## Data provided
========

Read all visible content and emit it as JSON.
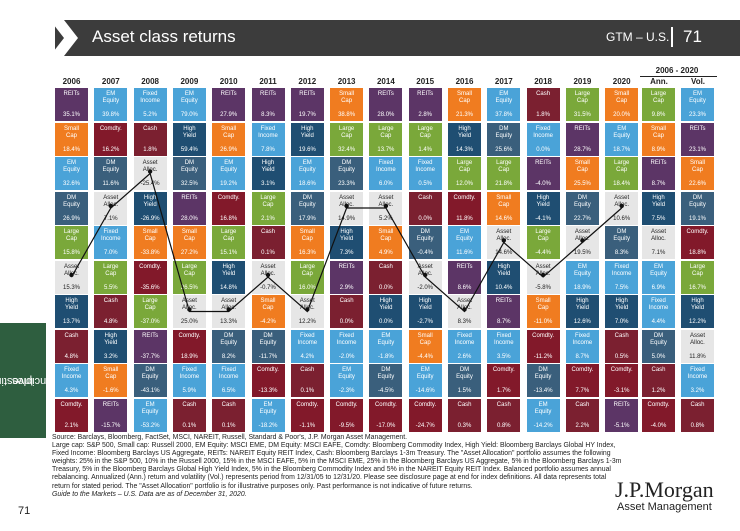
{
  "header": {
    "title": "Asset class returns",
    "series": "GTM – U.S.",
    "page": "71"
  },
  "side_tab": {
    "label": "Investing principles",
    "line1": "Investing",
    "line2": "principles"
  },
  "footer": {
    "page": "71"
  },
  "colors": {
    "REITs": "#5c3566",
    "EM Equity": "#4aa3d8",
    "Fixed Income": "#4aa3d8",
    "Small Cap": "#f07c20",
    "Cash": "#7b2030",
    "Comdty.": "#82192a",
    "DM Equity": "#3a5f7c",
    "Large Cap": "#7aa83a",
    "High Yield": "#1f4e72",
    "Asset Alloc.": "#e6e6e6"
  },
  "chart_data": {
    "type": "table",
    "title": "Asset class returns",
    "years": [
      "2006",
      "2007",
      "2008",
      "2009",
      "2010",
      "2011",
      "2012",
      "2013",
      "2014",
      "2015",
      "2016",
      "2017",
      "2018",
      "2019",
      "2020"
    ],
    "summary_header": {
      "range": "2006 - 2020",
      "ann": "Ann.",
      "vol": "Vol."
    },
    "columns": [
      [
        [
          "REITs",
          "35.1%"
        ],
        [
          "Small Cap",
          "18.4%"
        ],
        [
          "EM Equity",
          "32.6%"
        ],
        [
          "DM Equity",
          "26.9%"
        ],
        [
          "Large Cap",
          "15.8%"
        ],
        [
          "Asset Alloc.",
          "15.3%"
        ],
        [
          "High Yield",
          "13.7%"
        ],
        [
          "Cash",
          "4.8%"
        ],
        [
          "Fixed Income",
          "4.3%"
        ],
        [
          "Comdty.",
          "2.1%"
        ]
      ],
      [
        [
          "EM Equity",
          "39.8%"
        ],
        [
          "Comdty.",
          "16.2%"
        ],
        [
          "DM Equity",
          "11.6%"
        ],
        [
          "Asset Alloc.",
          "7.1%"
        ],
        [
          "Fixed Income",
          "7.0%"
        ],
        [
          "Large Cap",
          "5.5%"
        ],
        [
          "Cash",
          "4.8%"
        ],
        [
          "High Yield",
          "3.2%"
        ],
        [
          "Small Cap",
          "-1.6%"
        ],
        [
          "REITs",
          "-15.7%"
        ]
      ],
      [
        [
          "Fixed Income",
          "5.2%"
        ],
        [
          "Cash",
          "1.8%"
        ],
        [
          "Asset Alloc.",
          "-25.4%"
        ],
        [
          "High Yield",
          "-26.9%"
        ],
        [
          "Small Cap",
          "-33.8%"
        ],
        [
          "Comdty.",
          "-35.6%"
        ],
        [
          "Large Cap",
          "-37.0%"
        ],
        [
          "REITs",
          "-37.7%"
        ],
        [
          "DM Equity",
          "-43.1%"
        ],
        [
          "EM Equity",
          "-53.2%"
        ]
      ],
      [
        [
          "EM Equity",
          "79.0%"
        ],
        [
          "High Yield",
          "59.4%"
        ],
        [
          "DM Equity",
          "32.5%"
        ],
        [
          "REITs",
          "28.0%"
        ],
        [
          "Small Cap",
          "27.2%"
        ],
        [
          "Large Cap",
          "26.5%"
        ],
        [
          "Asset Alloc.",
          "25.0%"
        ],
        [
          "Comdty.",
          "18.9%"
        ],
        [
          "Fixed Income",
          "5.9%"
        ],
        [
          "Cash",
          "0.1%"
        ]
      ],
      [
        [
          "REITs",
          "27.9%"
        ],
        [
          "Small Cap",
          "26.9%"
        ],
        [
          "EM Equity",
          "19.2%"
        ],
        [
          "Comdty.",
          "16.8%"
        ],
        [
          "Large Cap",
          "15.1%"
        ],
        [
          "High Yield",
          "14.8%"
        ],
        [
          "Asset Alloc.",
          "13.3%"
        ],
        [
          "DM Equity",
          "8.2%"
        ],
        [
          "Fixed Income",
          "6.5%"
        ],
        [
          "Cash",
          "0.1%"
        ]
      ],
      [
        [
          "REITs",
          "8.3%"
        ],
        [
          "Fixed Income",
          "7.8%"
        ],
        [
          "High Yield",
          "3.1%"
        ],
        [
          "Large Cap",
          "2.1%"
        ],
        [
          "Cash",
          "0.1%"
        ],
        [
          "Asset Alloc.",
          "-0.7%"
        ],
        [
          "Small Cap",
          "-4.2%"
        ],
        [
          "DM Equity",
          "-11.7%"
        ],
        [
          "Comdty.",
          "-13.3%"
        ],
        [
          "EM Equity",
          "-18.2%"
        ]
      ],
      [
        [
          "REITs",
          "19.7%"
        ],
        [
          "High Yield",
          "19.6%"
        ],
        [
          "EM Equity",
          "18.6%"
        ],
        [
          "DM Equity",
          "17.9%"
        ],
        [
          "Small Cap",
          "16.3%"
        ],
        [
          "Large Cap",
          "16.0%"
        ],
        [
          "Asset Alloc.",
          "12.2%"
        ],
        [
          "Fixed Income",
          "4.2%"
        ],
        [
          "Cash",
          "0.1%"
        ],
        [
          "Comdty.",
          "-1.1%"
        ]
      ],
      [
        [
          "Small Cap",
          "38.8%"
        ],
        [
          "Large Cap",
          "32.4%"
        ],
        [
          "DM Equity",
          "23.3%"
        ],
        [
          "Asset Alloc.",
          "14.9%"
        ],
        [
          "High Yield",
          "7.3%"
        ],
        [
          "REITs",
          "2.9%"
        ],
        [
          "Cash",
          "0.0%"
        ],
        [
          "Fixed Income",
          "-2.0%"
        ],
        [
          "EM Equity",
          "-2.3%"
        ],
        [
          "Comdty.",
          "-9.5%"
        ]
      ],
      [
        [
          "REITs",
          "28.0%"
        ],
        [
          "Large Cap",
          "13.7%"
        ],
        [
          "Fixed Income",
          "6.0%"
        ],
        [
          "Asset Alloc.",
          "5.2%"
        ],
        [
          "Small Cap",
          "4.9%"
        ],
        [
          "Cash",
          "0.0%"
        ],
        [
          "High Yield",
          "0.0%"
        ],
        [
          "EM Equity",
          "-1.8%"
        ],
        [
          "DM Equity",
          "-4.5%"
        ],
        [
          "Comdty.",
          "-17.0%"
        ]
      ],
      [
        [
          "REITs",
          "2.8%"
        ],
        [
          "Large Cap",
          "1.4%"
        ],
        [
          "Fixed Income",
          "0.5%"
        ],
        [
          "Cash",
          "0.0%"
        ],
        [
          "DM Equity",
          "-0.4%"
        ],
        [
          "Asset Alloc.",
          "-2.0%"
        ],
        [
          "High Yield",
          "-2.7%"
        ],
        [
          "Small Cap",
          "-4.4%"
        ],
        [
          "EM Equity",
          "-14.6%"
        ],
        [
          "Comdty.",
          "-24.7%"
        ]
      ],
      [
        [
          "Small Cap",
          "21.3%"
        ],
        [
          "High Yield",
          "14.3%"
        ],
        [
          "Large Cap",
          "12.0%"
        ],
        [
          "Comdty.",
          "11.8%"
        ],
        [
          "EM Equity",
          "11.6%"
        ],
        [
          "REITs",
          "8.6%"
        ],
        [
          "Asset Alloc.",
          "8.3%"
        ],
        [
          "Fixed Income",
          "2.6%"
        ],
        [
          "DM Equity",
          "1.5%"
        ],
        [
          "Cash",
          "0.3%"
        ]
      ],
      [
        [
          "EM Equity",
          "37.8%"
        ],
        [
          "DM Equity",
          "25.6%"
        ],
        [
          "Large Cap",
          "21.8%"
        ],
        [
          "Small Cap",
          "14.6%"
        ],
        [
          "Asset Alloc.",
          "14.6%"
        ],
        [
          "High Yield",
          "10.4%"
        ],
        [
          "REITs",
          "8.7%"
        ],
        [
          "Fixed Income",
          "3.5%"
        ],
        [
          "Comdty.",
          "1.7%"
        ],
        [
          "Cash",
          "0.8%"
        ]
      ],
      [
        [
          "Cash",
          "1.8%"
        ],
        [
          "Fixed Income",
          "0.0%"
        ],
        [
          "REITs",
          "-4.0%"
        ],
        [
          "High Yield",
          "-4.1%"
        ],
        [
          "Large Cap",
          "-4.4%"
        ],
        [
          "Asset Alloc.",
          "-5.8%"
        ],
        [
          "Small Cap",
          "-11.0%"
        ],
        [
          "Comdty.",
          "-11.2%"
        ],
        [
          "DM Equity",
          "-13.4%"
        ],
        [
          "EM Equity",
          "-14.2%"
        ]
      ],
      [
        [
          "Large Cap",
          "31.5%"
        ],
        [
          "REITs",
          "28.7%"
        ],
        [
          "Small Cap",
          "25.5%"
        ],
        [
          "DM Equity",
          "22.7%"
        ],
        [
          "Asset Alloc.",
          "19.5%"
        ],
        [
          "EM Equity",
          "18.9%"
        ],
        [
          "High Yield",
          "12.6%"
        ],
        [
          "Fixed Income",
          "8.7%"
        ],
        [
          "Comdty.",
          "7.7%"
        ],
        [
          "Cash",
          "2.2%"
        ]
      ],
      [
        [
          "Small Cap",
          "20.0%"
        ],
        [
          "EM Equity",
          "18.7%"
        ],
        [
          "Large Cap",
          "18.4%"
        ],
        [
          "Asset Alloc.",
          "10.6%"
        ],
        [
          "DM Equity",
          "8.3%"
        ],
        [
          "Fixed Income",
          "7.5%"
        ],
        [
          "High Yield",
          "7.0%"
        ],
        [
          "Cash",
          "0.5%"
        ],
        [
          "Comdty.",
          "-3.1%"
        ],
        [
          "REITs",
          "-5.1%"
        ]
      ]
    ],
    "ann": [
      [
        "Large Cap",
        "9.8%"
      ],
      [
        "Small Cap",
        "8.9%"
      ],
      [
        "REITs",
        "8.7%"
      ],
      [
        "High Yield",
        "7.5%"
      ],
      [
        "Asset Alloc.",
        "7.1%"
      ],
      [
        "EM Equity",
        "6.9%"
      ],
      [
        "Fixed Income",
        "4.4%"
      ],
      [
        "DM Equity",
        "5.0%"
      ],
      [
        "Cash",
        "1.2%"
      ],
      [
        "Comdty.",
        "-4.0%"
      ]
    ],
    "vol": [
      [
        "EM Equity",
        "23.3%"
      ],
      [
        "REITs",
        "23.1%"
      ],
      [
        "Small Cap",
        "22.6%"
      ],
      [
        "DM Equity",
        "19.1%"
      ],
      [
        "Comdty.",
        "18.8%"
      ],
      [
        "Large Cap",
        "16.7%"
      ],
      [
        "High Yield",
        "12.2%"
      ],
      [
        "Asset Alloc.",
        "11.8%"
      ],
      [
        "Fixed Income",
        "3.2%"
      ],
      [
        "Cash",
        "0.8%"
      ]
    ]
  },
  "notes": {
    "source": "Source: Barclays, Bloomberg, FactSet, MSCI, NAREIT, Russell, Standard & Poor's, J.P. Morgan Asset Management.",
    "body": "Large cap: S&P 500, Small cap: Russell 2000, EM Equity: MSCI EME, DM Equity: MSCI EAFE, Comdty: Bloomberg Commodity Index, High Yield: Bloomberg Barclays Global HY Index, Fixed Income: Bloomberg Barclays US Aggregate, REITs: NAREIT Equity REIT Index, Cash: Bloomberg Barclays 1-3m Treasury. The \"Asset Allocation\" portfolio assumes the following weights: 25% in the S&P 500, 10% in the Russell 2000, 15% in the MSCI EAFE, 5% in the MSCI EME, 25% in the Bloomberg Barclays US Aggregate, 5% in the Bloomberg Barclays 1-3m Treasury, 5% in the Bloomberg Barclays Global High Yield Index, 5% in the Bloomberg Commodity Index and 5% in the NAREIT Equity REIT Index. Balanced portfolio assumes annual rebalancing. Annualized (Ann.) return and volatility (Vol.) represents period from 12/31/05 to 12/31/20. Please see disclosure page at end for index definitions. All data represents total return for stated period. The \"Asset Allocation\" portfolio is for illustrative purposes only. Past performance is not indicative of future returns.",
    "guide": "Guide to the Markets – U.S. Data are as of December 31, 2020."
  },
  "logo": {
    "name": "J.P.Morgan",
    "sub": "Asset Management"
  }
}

========

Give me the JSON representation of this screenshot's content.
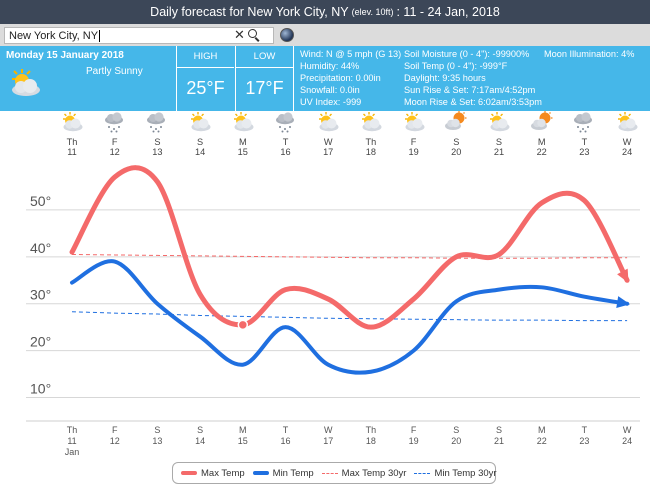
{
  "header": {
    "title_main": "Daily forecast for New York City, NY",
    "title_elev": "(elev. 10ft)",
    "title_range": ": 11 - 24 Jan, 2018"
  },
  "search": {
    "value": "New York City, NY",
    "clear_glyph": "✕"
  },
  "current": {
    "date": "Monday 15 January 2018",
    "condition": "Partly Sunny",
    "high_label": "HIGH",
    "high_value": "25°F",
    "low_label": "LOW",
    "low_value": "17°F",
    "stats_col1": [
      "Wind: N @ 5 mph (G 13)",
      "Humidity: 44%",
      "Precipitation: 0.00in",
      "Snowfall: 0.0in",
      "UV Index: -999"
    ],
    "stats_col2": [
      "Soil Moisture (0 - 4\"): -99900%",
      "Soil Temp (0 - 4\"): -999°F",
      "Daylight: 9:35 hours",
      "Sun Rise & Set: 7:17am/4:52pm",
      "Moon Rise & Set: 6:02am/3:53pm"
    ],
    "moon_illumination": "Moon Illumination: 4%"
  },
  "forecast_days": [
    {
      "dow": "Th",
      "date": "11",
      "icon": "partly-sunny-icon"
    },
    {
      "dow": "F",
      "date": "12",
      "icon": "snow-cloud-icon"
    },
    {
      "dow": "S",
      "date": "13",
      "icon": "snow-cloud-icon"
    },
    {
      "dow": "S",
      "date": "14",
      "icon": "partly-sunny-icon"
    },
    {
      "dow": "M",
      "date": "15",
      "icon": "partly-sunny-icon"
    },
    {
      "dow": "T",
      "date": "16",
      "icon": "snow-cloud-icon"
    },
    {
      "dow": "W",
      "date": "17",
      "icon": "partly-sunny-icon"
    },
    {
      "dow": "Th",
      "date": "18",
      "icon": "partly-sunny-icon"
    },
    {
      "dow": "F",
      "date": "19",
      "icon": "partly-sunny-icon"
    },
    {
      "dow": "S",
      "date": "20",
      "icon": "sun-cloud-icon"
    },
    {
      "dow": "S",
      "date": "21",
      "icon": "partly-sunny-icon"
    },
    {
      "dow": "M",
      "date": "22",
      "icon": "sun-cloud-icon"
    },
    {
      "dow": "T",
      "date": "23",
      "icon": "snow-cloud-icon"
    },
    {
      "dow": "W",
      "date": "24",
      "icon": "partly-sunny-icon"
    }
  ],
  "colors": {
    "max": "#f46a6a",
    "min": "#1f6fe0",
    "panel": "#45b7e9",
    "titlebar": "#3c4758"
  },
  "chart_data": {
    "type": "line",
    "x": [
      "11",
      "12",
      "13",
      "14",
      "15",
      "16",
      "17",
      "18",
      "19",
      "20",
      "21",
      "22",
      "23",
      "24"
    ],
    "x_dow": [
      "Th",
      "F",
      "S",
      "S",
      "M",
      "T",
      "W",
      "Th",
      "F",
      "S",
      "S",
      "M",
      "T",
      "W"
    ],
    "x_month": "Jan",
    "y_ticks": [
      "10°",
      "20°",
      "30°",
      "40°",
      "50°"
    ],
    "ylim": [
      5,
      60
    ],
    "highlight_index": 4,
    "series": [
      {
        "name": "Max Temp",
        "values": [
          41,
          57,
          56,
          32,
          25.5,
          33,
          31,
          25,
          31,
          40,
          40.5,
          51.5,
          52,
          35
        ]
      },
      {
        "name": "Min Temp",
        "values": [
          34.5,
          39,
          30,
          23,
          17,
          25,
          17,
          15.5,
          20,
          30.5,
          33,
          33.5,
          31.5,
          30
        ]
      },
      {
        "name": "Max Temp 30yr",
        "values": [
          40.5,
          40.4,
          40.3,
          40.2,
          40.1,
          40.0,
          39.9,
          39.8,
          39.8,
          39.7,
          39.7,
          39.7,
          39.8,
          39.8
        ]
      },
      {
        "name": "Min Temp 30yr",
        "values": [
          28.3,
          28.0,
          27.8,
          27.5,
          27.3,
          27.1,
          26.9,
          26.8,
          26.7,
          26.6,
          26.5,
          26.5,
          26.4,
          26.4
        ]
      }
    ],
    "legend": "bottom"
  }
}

========

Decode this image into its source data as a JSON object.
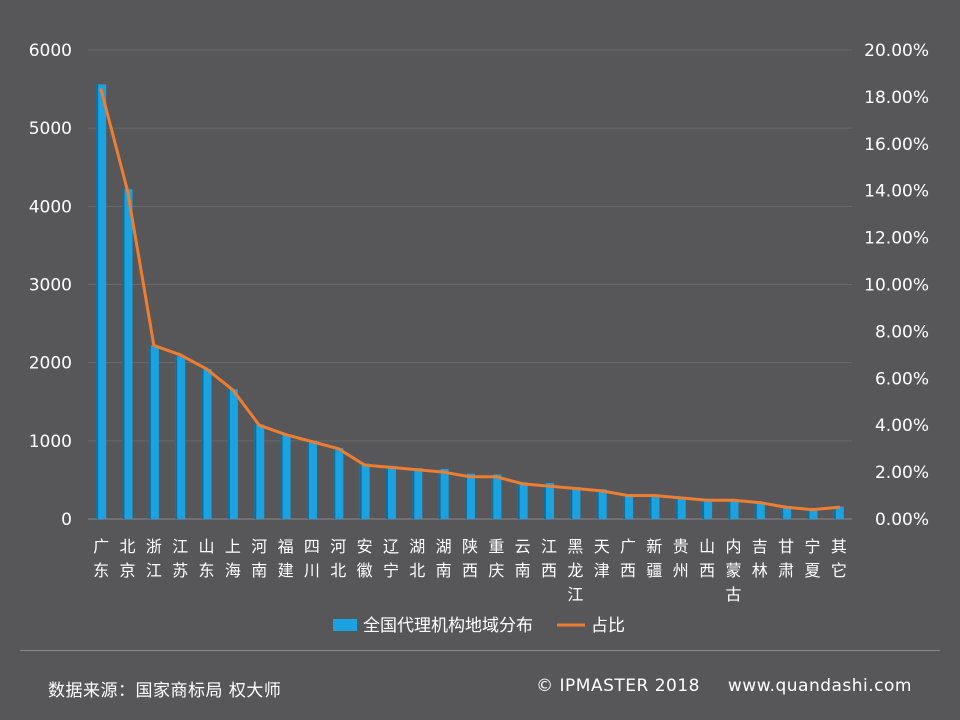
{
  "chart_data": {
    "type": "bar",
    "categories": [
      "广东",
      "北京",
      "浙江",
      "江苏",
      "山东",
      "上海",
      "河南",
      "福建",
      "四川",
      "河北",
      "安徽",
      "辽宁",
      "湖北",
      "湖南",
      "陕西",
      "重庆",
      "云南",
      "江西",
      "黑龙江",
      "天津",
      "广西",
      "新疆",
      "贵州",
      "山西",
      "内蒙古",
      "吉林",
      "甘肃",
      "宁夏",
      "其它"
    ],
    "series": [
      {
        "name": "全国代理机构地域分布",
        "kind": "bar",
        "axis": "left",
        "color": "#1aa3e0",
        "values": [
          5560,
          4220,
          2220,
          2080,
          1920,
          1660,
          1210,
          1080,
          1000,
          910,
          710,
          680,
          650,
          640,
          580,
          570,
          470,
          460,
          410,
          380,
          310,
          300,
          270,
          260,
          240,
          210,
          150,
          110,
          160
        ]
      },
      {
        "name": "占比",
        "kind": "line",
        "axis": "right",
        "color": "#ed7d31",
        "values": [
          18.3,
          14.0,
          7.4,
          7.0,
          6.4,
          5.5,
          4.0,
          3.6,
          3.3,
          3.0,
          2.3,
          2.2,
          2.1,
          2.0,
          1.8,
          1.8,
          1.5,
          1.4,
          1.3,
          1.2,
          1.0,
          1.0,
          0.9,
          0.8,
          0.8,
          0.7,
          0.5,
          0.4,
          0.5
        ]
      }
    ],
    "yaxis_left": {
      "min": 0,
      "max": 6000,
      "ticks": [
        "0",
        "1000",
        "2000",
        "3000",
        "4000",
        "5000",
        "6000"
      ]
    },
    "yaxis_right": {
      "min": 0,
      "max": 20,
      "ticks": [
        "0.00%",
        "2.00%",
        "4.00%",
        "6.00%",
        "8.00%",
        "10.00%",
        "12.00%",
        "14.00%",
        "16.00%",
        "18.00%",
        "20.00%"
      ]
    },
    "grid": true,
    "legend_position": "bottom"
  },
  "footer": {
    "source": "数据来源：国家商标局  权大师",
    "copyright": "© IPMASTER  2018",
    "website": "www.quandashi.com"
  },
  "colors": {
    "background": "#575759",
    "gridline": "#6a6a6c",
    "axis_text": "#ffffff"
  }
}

========

Only a number is wanted: how many lines of the material include the word "bottom".

2